**Work required:** Write out every entry word for word.

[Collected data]
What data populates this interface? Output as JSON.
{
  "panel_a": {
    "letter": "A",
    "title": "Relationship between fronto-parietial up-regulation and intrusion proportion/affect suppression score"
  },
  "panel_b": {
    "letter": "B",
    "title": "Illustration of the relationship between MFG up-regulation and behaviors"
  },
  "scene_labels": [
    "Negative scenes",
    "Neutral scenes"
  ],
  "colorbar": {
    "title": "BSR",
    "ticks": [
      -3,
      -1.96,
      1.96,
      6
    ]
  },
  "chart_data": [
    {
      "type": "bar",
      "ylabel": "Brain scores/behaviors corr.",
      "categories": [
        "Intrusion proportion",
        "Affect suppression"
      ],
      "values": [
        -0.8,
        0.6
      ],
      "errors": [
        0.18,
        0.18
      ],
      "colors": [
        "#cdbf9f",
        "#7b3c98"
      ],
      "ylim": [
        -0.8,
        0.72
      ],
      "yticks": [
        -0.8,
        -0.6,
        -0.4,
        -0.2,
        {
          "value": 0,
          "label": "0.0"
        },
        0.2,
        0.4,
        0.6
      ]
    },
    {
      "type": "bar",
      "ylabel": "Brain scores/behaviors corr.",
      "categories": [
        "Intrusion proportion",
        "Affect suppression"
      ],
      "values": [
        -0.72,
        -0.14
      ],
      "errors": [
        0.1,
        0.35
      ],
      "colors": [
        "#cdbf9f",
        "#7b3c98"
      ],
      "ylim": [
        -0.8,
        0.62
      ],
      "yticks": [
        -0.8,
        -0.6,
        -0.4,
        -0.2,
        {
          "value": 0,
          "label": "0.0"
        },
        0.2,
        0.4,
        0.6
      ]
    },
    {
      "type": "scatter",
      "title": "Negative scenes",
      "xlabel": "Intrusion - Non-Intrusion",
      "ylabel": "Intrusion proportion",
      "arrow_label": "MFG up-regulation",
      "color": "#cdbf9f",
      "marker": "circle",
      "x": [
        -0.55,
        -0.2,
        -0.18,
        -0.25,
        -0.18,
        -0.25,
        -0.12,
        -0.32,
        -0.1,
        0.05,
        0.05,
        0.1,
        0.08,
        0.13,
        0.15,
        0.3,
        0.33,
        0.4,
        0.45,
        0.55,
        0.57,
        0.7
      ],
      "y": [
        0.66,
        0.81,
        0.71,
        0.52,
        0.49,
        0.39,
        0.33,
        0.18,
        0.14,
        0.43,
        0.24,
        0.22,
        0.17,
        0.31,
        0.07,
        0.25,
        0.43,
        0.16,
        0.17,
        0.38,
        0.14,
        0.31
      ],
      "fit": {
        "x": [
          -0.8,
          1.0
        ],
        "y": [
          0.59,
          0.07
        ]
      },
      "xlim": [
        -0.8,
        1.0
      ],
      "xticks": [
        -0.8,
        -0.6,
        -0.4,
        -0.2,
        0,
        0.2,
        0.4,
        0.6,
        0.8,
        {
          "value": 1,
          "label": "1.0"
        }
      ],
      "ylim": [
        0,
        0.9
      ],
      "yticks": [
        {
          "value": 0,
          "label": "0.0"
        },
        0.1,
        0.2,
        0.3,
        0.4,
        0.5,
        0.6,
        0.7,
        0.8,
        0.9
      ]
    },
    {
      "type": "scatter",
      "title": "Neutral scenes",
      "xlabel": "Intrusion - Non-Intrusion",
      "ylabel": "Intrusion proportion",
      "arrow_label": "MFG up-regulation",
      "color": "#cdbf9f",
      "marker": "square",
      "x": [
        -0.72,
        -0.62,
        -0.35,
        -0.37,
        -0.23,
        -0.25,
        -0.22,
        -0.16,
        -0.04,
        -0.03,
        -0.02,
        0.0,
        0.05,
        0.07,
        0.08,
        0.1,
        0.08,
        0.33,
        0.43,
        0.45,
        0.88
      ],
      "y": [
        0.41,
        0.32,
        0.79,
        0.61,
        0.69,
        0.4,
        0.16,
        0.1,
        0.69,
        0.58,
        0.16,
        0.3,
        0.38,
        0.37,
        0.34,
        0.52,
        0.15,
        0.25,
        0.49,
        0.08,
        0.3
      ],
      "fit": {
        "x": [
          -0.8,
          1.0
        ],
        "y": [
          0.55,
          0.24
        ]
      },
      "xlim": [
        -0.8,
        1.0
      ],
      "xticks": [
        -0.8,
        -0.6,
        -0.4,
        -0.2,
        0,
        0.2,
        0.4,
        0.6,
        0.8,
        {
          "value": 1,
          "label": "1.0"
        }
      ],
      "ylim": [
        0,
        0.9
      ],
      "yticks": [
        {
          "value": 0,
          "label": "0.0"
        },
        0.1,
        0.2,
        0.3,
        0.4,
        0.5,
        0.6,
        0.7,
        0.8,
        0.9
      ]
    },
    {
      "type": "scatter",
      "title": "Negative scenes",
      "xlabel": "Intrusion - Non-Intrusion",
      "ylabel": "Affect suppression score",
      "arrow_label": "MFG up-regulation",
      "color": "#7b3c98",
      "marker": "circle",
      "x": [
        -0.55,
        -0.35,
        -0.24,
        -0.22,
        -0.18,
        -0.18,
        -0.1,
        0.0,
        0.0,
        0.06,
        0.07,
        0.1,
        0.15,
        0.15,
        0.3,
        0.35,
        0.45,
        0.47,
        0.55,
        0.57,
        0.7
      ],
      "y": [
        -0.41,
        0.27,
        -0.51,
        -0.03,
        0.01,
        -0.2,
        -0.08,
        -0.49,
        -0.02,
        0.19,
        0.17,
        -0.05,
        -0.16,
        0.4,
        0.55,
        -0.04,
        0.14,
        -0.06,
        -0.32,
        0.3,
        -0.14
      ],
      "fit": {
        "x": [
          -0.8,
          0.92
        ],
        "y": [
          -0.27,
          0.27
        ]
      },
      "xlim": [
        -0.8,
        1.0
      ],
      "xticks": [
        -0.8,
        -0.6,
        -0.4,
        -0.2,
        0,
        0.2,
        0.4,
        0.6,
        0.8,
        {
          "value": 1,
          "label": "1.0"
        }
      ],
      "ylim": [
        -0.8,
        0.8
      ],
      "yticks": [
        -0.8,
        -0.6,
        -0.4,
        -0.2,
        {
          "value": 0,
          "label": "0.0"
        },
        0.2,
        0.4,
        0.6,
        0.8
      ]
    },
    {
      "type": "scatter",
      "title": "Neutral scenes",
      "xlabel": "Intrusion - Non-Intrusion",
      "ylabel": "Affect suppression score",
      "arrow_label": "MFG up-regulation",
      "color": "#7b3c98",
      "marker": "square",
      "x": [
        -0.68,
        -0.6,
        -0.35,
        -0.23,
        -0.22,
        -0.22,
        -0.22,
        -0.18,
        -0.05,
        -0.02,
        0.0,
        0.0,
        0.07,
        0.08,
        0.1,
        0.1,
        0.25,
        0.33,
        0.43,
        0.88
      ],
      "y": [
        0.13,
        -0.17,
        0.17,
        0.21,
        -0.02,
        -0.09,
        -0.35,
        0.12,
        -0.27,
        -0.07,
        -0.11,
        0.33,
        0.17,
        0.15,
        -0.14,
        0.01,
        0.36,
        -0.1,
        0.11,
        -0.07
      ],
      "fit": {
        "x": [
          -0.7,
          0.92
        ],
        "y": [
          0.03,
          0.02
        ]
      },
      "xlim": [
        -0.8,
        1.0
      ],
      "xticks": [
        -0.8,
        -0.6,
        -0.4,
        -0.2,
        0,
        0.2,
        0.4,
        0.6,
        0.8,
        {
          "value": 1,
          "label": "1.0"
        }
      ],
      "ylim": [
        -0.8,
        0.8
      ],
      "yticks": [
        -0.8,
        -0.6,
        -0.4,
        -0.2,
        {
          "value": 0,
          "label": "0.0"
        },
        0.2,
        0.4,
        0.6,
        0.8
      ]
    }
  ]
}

**Solution to the exercise:**
What data populates this interface? Output as JSON.
{
  "panel_a": {
    "letter": "A",
    "title": "Relationship between fronto-parietial up-regulation and intrusion proportion/affect suppression score"
  },
  "panel_b": {
    "letter": "B",
    "title": "Illustration of the relationship between MFG up-regulation and behaviors"
  },
  "scene_labels": [
    "Negative scenes",
    "Neutral scenes"
  ],
  "colorbar": {
    "title": "BSR",
    "ticks": [
      -3,
      -1.96,
      1.96,
      6
    ]
  },
  "chart_data": [
    {
      "type": "bar",
      "ylabel": "Brain scores/behaviors corr.",
      "categories": [
        "Intrusion proportion",
        "Affect suppression"
      ],
      "values": [
        -0.8,
        0.6
      ],
      "errors": [
        0.18,
        0.18
      ],
      "colors": [
        "#cdbf9f",
        "#7b3c98"
      ],
      "ylim": [
        -0.8,
        0.72
      ],
      "yticks": [
        -0.8,
        -0.6,
        -0.4,
        -0.2,
        {
          "value": 0,
          "label": "0.0"
        },
        0.2,
        0.4,
        0.6
      ]
    },
    {
      "type": "bar",
      "ylabel": "Brain scores/behaviors corr.",
      "categories": [
        "Intrusion proportion",
        "Affect suppression"
      ],
      "values": [
        -0.72,
        -0.14
      ],
      "errors": [
        0.1,
        0.35
      ],
      "colors": [
        "#cdbf9f",
        "#7b3c98"
      ],
      "ylim": [
        -0.8,
        0.62
      ],
      "yticks": [
        -0.8,
        -0.6,
        -0.4,
        -0.2,
        {
          "value": 0,
          "label": "0.0"
        },
        0.2,
        0.4,
        0.6
      ]
    },
    {
      "type": "scatter",
      "title": "Negative scenes",
      "xlabel": "Intrusion - Non-Intrusion",
      "ylabel": "Intrusion proportion",
      "arrow_label": "MFG up-regulation",
      "color": "#cdbf9f",
      "marker": "circle",
      "x": [
        -0.55,
        -0.2,
        -0.18,
        -0.25,
        -0.18,
        -0.25,
        -0.12,
        -0.32,
        -0.1,
        0.05,
        0.05,
        0.1,
        0.08,
        0.13,
        0.15,
        0.3,
        0.33,
        0.4,
        0.45,
        0.55,
        0.57,
        0.7
      ],
      "y": [
        0.66,
        0.81,
        0.71,
        0.52,
        0.49,
        0.39,
        0.33,
        0.18,
        0.14,
        0.43,
        0.24,
        0.22,
        0.17,
        0.31,
        0.07,
        0.25,
        0.43,
        0.16,
        0.17,
        0.38,
        0.14,
        0.31
      ],
      "fit": {
        "x": [
          -0.8,
          1.0
        ],
        "y": [
          0.59,
          0.07
        ]
      },
      "xlim": [
        -0.8,
        1.0
      ],
      "xticks": [
        -0.8,
        -0.6,
        -0.4,
        -0.2,
        0,
        0.2,
        0.4,
        0.6,
        0.8,
        {
          "value": 1,
          "label": "1.0"
        }
      ],
      "ylim": [
        0,
        0.9
      ],
      "yticks": [
        {
          "value": 0,
          "label": "0.0"
        },
        0.1,
        0.2,
        0.3,
        0.4,
        0.5,
        0.6,
        0.7,
        0.8,
        0.9
      ]
    },
    {
      "type": "scatter",
      "title": "Neutral scenes",
      "xlabel": "Intrusion - Non-Intrusion",
      "ylabel": "Intrusion proportion",
      "arrow_label": "MFG up-regulation",
      "color": "#cdbf9f",
      "marker": "square",
      "x": [
        -0.72,
        -0.62,
        -0.35,
        -0.37,
        -0.23,
        -0.25,
        -0.22,
        -0.16,
        -0.04,
        -0.03,
        -0.02,
        0.0,
        0.05,
        0.07,
        0.08,
        0.1,
        0.08,
        0.33,
        0.43,
        0.45,
        0.88
      ],
      "y": [
        0.41,
        0.32,
        0.79,
        0.61,
        0.69,
        0.4,
        0.16,
        0.1,
        0.69,
        0.58,
        0.16,
        0.3,
        0.38,
        0.37,
        0.34,
        0.52,
        0.15,
        0.25,
        0.49,
        0.08,
        0.3
      ],
      "fit": {
        "x": [
          -0.8,
          1.0
        ],
        "y": [
          0.55,
          0.24
        ]
      },
      "xlim": [
        -0.8,
        1.0
      ],
      "xticks": [
        -0.8,
        -0.6,
        -0.4,
        -0.2,
        0,
        0.2,
        0.4,
        0.6,
        0.8,
        {
          "value": 1,
          "label": "1.0"
        }
      ],
      "ylim": [
        0,
        0.9
      ],
      "yticks": [
        {
          "value": 0,
          "label": "0.0"
        },
        0.1,
        0.2,
        0.3,
        0.4,
        0.5,
        0.6,
        0.7,
        0.8,
        0.9
      ]
    },
    {
      "type": "scatter",
      "title": "Negative scenes",
      "xlabel": "Intrusion - Non-Intrusion",
      "ylabel": "Affect suppression score",
      "arrow_label": "MFG up-regulation",
      "color": "#7b3c98",
      "marker": "circle",
      "x": [
        -0.55,
        -0.35,
        -0.24,
        -0.22,
        -0.18,
        -0.18,
        -0.1,
        0.0,
        0.0,
        0.06,
        0.07,
        0.1,
        0.15,
        0.15,
        0.3,
        0.35,
        0.45,
        0.47,
        0.55,
        0.57,
        0.7
      ],
      "y": [
        -0.41,
        0.27,
        -0.51,
        -0.03,
        0.01,
        -0.2,
        -0.08,
        -0.49,
        -0.02,
        0.19,
        0.17,
        -0.05,
        -0.16,
        0.4,
        0.55,
        -0.04,
        0.14,
        -0.06,
        -0.32,
        0.3,
        -0.14
      ],
      "fit": {
        "x": [
          -0.8,
          0.92
        ],
        "y": [
          -0.27,
          0.27
        ]
      },
      "xlim": [
        -0.8,
        1.0
      ],
      "xticks": [
        -0.8,
        -0.6,
        -0.4,
        -0.2,
        0,
        0.2,
        0.4,
        0.6,
        0.8,
        {
          "value": 1,
          "label": "1.0"
        }
      ],
      "ylim": [
        -0.8,
        0.8
      ],
      "yticks": [
        -0.8,
        -0.6,
        -0.4,
        -0.2,
        {
          "value": 0,
          "label": "0.0"
        },
        0.2,
        0.4,
        0.6,
        0.8
      ]
    },
    {
      "type": "scatter",
      "title": "Neutral scenes",
      "xlabel": "Intrusion - Non-Intrusion",
      "ylabel": "Affect suppression score",
      "arrow_label": "MFG up-regulation",
      "color": "#7b3c98",
      "marker": "square",
      "x": [
        -0.68,
        -0.6,
        -0.35,
        -0.23,
        -0.22,
        -0.22,
        -0.22,
        -0.18,
        -0.05,
        -0.02,
        0.0,
        0.0,
        0.07,
        0.08,
        0.1,
        0.1,
        0.25,
        0.33,
        0.43,
        0.88
      ],
      "y": [
        0.13,
        -0.17,
        0.17,
        0.21,
        -0.02,
        -0.09,
        -0.35,
        0.12,
        -0.27,
        -0.07,
        -0.11,
        0.33,
        0.17,
        0.15,
        -0.14,
        0.01,
        0.36,
        -0.1,
        0.11,
        -0.07
      ],
      "fit": {
        "x": [
          -0.7,
          0.92
        ],
        "y": [
          0.03,
          0.02
        ]
      },
      "xlim": [
        -0.8,
        1.0
      ],
      "xticks": [
        -0.8,
        -0.6,
        -0.4,
        -0.2,
        0,
        0.2,
        0.4,
        0.6,
        0.8,
        {
          "value": 1,
          "label": "1.0"
        }
      ],
      "ylim": [
        -0.8,
        0.8
      ],
      "yticks": [
        -0.8,
        -0.6,
        -0.4,
        -0.2,
        {
          "value": 0,
          "label": "0.0"
        },
        0.2,
        0.4,
        0.6,
        0.8
      ]
    }
  ]
}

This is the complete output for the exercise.